§ **Your task**: Your task is to quote the material that follows, in full and exactly.

§ **Provided records**:
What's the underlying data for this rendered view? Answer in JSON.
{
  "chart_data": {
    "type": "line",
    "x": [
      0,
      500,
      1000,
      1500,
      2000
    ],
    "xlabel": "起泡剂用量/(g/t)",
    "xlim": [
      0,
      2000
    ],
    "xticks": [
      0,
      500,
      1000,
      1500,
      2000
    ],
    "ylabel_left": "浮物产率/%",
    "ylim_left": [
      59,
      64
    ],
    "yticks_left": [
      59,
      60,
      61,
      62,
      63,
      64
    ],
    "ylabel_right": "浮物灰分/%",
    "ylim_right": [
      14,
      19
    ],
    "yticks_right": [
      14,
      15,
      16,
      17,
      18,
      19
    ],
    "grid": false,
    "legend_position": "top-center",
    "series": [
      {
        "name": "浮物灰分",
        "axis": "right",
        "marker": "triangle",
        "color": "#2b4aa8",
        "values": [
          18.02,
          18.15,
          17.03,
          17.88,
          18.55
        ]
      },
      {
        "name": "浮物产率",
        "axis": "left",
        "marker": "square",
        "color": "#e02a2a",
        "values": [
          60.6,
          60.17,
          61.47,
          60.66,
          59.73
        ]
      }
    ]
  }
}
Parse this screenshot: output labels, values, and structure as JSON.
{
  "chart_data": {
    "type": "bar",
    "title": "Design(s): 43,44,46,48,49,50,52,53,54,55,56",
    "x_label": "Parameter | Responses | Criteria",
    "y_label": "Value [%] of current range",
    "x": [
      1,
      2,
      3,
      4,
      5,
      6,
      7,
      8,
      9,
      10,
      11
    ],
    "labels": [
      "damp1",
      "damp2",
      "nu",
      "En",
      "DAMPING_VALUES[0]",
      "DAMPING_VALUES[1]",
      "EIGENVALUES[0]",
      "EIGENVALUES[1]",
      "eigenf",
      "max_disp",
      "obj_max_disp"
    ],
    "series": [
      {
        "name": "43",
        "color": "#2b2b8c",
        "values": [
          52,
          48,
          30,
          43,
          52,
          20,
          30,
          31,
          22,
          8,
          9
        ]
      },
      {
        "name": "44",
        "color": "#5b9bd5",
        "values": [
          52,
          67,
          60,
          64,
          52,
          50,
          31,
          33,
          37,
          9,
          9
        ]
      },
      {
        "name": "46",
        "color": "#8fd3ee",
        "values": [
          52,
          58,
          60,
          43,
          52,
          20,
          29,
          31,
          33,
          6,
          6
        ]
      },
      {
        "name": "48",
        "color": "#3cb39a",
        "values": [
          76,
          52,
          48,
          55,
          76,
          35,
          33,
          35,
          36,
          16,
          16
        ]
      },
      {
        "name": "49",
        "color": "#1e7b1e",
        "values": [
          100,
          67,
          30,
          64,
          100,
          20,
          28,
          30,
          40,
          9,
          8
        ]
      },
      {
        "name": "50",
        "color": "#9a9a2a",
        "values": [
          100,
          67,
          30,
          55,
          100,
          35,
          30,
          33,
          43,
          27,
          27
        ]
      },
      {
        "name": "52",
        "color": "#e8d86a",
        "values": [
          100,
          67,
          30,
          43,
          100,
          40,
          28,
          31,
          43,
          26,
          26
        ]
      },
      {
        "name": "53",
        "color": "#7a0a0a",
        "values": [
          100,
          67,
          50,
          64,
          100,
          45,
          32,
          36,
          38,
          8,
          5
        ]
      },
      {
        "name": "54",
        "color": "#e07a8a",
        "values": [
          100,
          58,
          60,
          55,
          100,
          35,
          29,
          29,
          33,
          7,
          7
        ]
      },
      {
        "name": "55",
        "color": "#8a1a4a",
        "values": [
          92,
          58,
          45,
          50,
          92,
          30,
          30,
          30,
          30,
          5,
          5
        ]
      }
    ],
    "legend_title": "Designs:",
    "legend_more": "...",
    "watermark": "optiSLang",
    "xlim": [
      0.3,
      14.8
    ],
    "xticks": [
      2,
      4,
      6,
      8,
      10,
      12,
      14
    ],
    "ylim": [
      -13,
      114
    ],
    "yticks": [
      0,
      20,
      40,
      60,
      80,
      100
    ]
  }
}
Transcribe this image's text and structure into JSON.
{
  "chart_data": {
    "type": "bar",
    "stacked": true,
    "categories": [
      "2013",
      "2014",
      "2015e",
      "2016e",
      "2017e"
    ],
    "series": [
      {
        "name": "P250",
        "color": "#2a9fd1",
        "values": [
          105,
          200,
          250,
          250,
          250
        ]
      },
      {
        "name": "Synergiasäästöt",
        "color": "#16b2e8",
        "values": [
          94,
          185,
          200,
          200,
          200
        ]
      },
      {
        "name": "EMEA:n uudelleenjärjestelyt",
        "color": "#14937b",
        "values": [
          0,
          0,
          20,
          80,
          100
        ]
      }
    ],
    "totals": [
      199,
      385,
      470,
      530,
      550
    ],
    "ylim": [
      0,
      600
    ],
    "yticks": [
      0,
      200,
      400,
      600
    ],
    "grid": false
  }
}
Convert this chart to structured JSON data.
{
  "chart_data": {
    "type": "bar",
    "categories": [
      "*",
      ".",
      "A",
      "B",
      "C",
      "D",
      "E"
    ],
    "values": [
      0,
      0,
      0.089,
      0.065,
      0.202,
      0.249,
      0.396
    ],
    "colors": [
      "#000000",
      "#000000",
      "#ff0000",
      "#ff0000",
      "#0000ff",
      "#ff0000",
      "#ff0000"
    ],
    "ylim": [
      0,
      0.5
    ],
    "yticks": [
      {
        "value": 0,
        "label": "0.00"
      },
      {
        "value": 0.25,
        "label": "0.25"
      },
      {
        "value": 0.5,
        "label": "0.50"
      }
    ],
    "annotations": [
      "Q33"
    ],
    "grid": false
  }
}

§ **Full solution**:
What's the underlying data for this rendered view? Answer in JSON.
{
  "chart_data": {
    "type": "line",
    "x": [
      0,
      500,
      1000,
      1500,
      2000
    ],
    "xlabel": "起泡剂用量/(g/t)",
    "xlim": [
      0,
      2000
    ],
    "xticks": [
      0,
      500,
      1000,
      1500,
      2000
    ],
    "ylabel_left": "浮物产率/%",
    "ylim_left": [
      59,
      64
    ],
    "yticks_left": [
      59,
      60,
      61,
      62,
      63,
      64
    ],
    "ylabel_right": "浮物灰分/%",
    "ylim_right": [
      14,
      19
    ],
    "yticks_right": [
      14,
      15,
      16,
      17,
      18,
      19
    ],
    "grid": false,
    "legend_position": "top-center",
    "series": [
      {
        "name": "浮物灰分",
        "axis": "right",
        "marker": "triangle",
        "color": "#2b4aa8",
        "values": [
          18.02,
          18.15,
          17.03,
          17.88,
          18.55
        ]
      },
      {
        "name": "浮物产率",
        "axis": "left",
        "marker": "square",
        "color": "#e02a2a",
        "values": [
          60.6,
          60.17,
          61.47,
          60.66,
          59.73
        ]
      }
    ]
  }
}
Parse this screenshot: output labels, values, and structure as JSON.
{
  "chart_data": {
    "type": "bar",
    "title": "Design(s): 43,44,46,48,49,50,52,53,54,55,56",
    "x_label": "Parameter | Responses | Criteria",
    "y_label": "Value [%] of current range",
    "x": [
      1,
      2,
      3,
      4,
      5,
      6,
      7,
      8,
      9,
      10,
      11
    ],
    "labels": [
      "damp1",
      "damp2",
      "nu",
      "En",
      "DAMPING_VALUES[0]",
      "DAMPING_VALUES[1]",
      "EIGENVALUES[0]",
      "EIGENVALUES[1]",
      "eigenf",
      "max_disp",
      "obj_max_disp"
    ],
    "series": [
      {
        "name": "43",
        "color": "#2b2b8c",
        "values": [
          52,
          48,
          30,
          43,
          52,
          20,
          30,
          31,
          22,
          8,
          9
        ]
      },
      {
        "name": "44",
        "color": "#5b9bd5",
        "values": [
          52,
          67,
          60,
          64,
          52,
          50,
          31,
          33,
          37,
          9,
          9
        ]
      },
      {
        "name": "46",
        "color": "#8fd3ee",
        "values": [
          52,
          58,
          60,
          43,
          52,
          20,
          29,
          31,
          33,
          6,
          6
        ]
      },
      {
        "name": "48",
        "color": "#3cb39a",
        "values": [
          76,
          52,
          48,
          55,
          76,
          35,
          33,
          35,
          36,
          16,
          16
        ]
      },
      {
        "name": "49",
        "color": "#1e7b1e",
        "values": [
          100,
          67,
          30,
          64,
          100,
          20,
          28,
          30,
          40,
          9,
          8
        ]
      },
      {
        "name": "50",
        "color": "#9a9a2a",
        "values": [
          100,
          67,
          30,
          55,
          100,
          35,
          30,
          33,
          43,
          27,
          27
        ]
      },
      {
        "name": "52",
        "color": "#e8d86a",
        "values": [
          100,
          67,
          30,
          43,
          100,
          40,
          28,
          31,
          43,
          26,
          26
        ]
      },
      {
        "name": "53",
        "color": "#7a0a0a",
        "values": [
          100,
          67,
          50,
          64,
          100,
          45,
          32,
          36,
          38,
          8,
          5
        ]
      },
      {
        "name": "54",
        "color": "#e07a8a",
        "values": [
          100,
          58,
          60,
          55,
          100,
          35,
          29,
          29,
          33,
          7,
          7
        ]
      },
      {
        "name": "55",
        "color": "#8a1a4a",
        "values": [
          92,
          58,
          45,
          50,
          92,
          30,
          30,
          30,
          30,
          5,
          5
        ]
      }
    ],
    "legend_title": "Designs:",
    "legend_more": "...",
    "watermark": "optiSLang",
    "xlim": [
      0.3,
      14.8
    ],
    "xticks": [
      2,
      4,
      6,
      8,
      10,
      12,
      14
    ],
    "ylim": [
      -13,
      114
    ],
    "yticks": [
      0,
      20,
      40,
      60,
      80,
      100
    ]
  }
}
Transcribe this image's text and structure into JSON.
{
  "chart_data": {
    "type": "bar",
    "stacked": true,
    "categories": [
      "2013",
      "2014",
      "2015e",
      "2016e",
      "2017e"
    ],
    "series": [
      {
        "name": "P250",
        "color": "#2a9fd1",
        "values": [
          105,
          200,
          250,
          250,
          250
        ]
      },
      {
        "name": "Synergiasäästöt",
        "color": "#16b2e8",
        "values": [
          94,
          185,
          200,
          200,
          200
        ]
      },
      {
        "name": "EMEA:n uudelleenjärjestelyt",
        "color": "#14937b",
        "values": [
          0,
          0,
          20,
          80,
          100
        ]
      }
    ],
    "totals": [
      199,
      385,
      470,
      530,
      550
    ],
    "ylim": [
      0,
      600
    ],
    "yticks": [
      0,
      200,
      400,
      600
    ],
    "grid": false
  }
}
Convert this chart to structured JSON data.
{
  "chart_data": {
    "type": "bar",
    "categories": [
      "*",
      ".",
      "A",
      "B",
      "C",
      "D",
      "E"
    ],
    "values": [
      0,
      0,
      0.089,
      0.065,
      0.202,
      0.249,
      0.396
    ],
    "colors": [
      "#000000",
      "#000000",
      "#ff0000",
      "#ff0000",
      "#0000ff",
      "#ff0000",
      "#ff0000"
    ],
    "ylim": [
      0,
      0.5
    ],
    "yticks": [
      {
        "value": 0,
        "label": "0.00"
      },
      {
        "value": 0.25,
        "label": "0.25"
      },
      {
        "value": 0.5,
        "label": "0.50"
      }
    ],
    "annotations": [
      "Q33"
    ],
    "grid": false
  }
}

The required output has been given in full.